* Task requirements *
Check every line in the records below for the word "KING" and report how many have it, nothing more.

Excerpt from a dataset:

START

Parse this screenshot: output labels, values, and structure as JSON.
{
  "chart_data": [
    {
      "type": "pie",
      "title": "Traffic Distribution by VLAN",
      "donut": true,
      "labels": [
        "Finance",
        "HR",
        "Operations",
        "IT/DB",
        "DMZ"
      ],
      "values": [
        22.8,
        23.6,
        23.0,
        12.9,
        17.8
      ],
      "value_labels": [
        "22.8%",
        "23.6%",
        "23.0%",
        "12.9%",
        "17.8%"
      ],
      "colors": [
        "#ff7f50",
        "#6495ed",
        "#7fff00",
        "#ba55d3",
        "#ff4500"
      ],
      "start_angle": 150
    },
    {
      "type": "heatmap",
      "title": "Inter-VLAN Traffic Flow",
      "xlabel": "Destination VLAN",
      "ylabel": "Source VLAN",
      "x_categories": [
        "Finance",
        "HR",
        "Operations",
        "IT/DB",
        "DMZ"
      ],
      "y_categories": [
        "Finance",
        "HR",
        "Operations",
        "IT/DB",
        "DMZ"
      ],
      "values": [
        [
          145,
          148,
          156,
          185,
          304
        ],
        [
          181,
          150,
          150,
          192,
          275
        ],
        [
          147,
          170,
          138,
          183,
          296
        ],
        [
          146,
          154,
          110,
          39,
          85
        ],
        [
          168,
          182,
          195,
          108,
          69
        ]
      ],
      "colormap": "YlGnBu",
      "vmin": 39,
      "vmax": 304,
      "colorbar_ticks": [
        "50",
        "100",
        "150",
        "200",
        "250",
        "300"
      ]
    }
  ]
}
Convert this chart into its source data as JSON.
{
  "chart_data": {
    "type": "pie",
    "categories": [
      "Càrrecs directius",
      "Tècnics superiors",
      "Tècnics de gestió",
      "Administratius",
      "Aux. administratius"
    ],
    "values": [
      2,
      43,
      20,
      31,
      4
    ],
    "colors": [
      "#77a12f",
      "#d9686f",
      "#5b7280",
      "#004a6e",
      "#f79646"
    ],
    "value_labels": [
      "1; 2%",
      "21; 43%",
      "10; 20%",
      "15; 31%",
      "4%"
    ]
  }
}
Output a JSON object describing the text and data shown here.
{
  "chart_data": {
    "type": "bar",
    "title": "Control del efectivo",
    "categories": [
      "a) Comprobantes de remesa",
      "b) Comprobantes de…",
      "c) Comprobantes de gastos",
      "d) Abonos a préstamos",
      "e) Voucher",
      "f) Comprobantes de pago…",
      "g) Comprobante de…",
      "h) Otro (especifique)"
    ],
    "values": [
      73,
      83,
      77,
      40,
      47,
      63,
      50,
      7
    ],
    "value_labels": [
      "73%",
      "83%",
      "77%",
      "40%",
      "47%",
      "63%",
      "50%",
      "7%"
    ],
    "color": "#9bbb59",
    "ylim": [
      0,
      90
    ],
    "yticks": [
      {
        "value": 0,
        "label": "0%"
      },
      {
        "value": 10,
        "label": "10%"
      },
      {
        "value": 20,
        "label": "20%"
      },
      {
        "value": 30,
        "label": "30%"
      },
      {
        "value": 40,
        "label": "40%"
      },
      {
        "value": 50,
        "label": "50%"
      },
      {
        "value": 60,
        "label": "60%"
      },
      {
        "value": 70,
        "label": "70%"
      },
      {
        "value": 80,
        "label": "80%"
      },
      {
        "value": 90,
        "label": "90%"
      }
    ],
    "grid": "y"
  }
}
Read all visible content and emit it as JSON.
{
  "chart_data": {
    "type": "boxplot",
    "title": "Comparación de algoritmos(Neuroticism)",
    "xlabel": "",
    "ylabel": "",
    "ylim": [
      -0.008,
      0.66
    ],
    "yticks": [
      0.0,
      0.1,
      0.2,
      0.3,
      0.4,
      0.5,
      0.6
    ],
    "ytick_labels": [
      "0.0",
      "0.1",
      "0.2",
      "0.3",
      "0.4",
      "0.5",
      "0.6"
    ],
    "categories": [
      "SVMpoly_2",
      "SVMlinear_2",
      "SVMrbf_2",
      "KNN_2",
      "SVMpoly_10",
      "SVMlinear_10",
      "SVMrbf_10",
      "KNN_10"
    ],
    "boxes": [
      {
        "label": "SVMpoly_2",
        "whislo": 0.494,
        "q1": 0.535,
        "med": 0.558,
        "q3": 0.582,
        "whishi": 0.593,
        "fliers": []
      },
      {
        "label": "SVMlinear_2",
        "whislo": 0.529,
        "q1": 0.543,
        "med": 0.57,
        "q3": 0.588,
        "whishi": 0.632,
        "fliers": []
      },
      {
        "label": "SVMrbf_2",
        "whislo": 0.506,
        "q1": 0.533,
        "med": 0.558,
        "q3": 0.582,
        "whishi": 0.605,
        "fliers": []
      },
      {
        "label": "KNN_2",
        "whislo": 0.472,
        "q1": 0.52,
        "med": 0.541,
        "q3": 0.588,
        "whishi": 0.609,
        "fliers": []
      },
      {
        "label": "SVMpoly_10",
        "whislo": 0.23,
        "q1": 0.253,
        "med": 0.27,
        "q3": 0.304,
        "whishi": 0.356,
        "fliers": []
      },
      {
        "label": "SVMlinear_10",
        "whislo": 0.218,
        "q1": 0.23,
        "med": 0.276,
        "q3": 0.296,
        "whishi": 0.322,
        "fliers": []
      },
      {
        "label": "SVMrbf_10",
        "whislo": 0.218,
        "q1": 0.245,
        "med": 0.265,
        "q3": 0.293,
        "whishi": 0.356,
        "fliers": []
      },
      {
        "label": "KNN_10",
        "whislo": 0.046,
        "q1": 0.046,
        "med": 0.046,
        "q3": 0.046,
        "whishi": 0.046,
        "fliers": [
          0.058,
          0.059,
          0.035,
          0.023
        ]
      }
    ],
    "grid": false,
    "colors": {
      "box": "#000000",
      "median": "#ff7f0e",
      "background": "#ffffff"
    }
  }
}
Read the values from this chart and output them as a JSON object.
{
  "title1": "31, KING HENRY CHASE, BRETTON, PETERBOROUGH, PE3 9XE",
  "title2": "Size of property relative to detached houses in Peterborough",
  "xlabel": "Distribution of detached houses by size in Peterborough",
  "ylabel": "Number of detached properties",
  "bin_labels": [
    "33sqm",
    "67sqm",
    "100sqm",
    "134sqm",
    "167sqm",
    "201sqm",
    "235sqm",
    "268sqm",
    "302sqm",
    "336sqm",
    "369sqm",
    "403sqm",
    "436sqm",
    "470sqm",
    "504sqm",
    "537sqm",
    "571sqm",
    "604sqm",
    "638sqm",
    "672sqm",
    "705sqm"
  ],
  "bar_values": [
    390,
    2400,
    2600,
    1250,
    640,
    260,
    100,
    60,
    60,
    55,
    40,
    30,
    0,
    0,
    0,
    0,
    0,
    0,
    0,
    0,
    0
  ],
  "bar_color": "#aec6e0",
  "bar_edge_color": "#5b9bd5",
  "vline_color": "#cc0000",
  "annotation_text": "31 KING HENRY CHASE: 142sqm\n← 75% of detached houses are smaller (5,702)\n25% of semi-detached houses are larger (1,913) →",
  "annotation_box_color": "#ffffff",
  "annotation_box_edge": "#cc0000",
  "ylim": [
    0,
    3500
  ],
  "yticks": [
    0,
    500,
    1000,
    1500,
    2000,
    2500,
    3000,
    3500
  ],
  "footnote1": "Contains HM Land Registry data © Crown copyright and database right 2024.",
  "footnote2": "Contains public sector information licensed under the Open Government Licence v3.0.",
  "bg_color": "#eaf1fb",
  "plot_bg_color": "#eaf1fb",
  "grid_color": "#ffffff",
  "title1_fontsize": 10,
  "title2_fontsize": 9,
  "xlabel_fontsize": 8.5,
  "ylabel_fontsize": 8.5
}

END

* Task solution *
2